Records supplied start

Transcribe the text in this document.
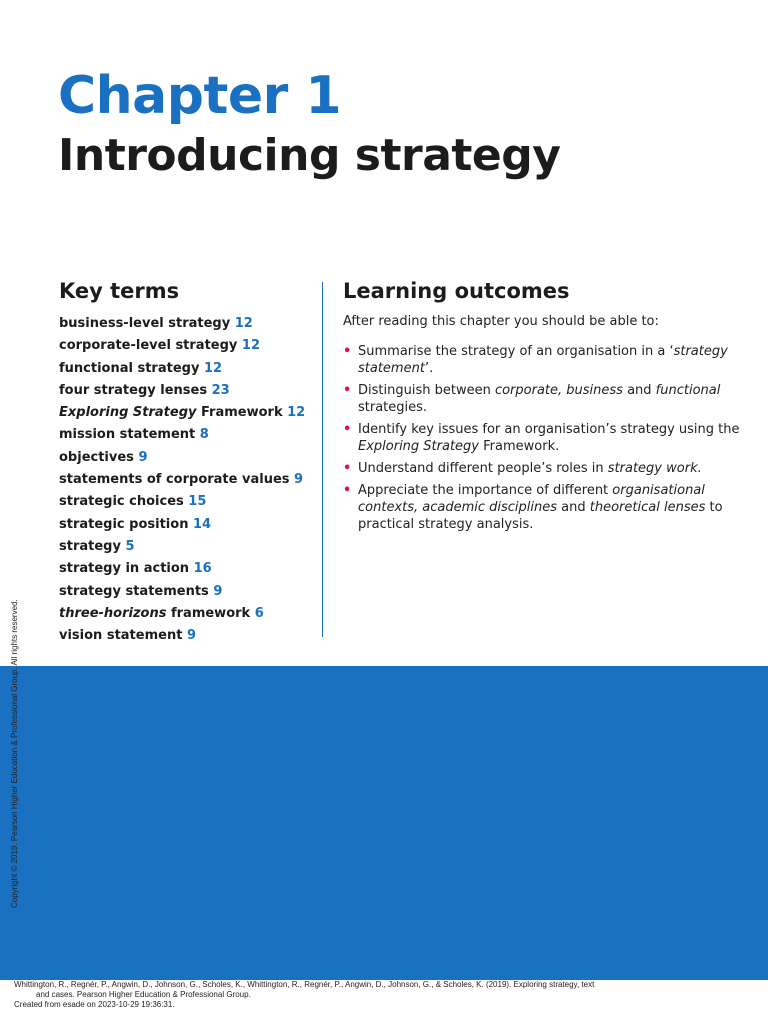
Chapter 1
Introducing strategy
Key terms
business-level strategy 12
corporate-level strategy 12
functional strategy 12
four strategy lenses 23
Exploring Strategy Framework 12
mission statement 8
objectives 9
statements of corporate values 9
strategic choices 15
strategic position 14
strategy 5
strategy in action 16
strategy statements 9
three-horizons framework 6
vision statement 9
Learning outcomes

After reading this chapter you should be able to:

• Summarise the strategy of an organisation in a ‘strategy statement’.
• Distinguish between corporate, business and functional strategies.
• Identify key issues for an organisation’s strategy using the Exploring Strategy Framework.
• Understand different people’s roles in strategy work.
• Appreciate the importance of different organisational contexts, academic disciplines and theoretical lenses to practical strategy analysis.
Copyright © 2019. Pearson Higher Education & Professional Group. All rights reserved.
Whittington, R., Regnér, P., Angwin, D., Johnson, G., Scholes, K., Whittington, R., Regnér, P., Angwin, D., Johnson, G., & Scholes, K. (2019). Exploring strategy, text
and cases. Pearson Higher Education & Professional Group.
Created from esade on 2023-10-29 19:36:31.
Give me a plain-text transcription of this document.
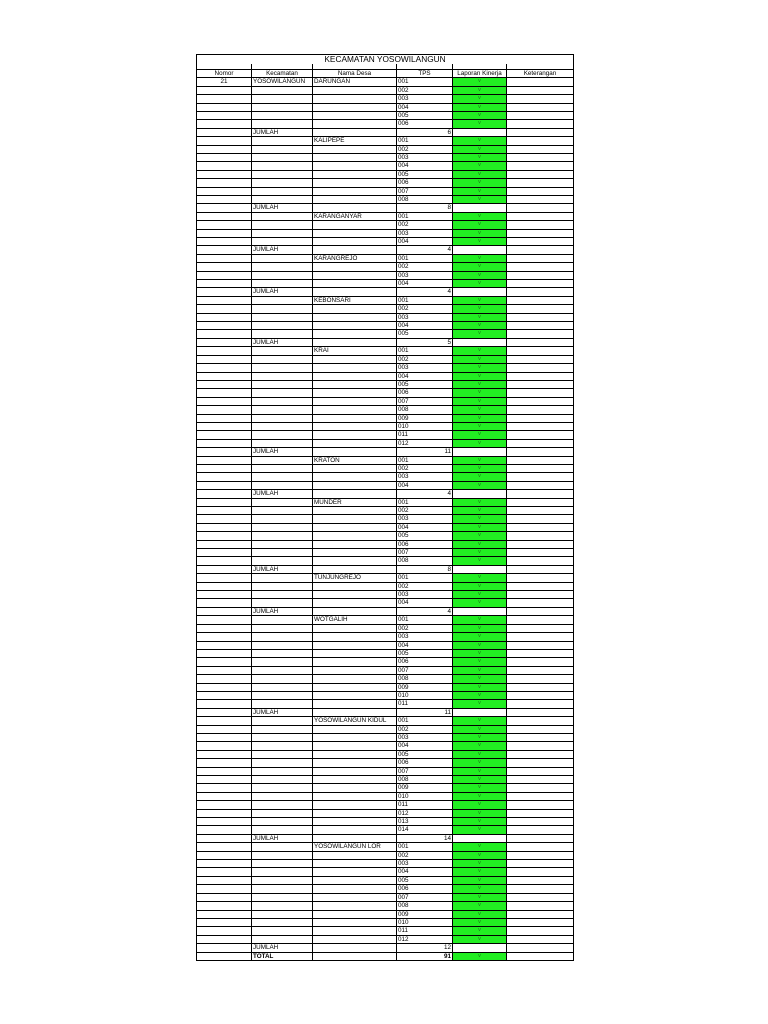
KECAMATAN YOSOWILANGUN					

Nomor	Kecamatan	Nama Desa	TPS	Laporan Kinerja	Keterangan
21	YOSOWILANGUN	DARUNGAN	001	v	
			002	v	
			003	v	
			004	v	
			005	v	
			006	v	
	JUMLAH		6		
		KALIPEPE	001	v	
			002	v	
			003	v	
			004	v	
			005	v	
			006	v	
			007	v	
			008	v	
	JUMLAH		8		
		KARANGANYAR	001	v	
			002	v	
			003	v	
			004	v	
	JUMLAH		4		
		KARANGREJO	001	v	
			002	v	
			003	v	
			004	v	
	JUMLAH		4		
		KEBONSARI	001	v	
			002	v	
			003	v	
			004	v	
			005	v	
	JUMLAH		5		
		KRAI	001	v	
			002	v	
			003	v	
			004	v	
			005	v	
			006	v	
			007	v	
			008	v	
			009	v	
			010	v	
			011	v	
			012	v	
	JUMLAH		11		
		KRATON	001	v	
			002	v	
			003	v	
			004	v	
	JUMLAH		4		
		MUNDER	001	v	
			002	v	
			003	v	
			004	v	
			005	v	
			006	v	
			007	v	
			008	v	
	JUMLAH		8		
		TUNJUNGREJO	001	v	
			002	v	
			003	v	
			004	v	
	JUMLAH		4		
		WOTGALIH	001	v	
			002	v	
			003	v	
			004	v	
			005	v	
			006	v	
			007	v	
			008	v	
			009	v	
			010	v	
			011	v	
	JUMLAH		11		
		YOSOWILANGUN KIDUL	001	v	
			002	v	
			003	v	
			004	v	
			005	v	
			006	v	
			007	v	
			008	v	
			009	v	
			010	v	
			011	v	
			012	v	
			013	v	
			014	v	
	JUMLAH		14		
		YOSOWILANGUN LOR	001	v	
			002	v	
			003	v	
			004	v	
			005	v	
			006	v	
			007	v	
			008	v	
			009	v	
			010	v	
			011	v	
			012	v	
	JUMLAH		12		
	TOTAL		91	v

Records supplied end

Exercise task |
Output nothing but the number of lines in the data containing the string "this".

Solution to the exercise |
3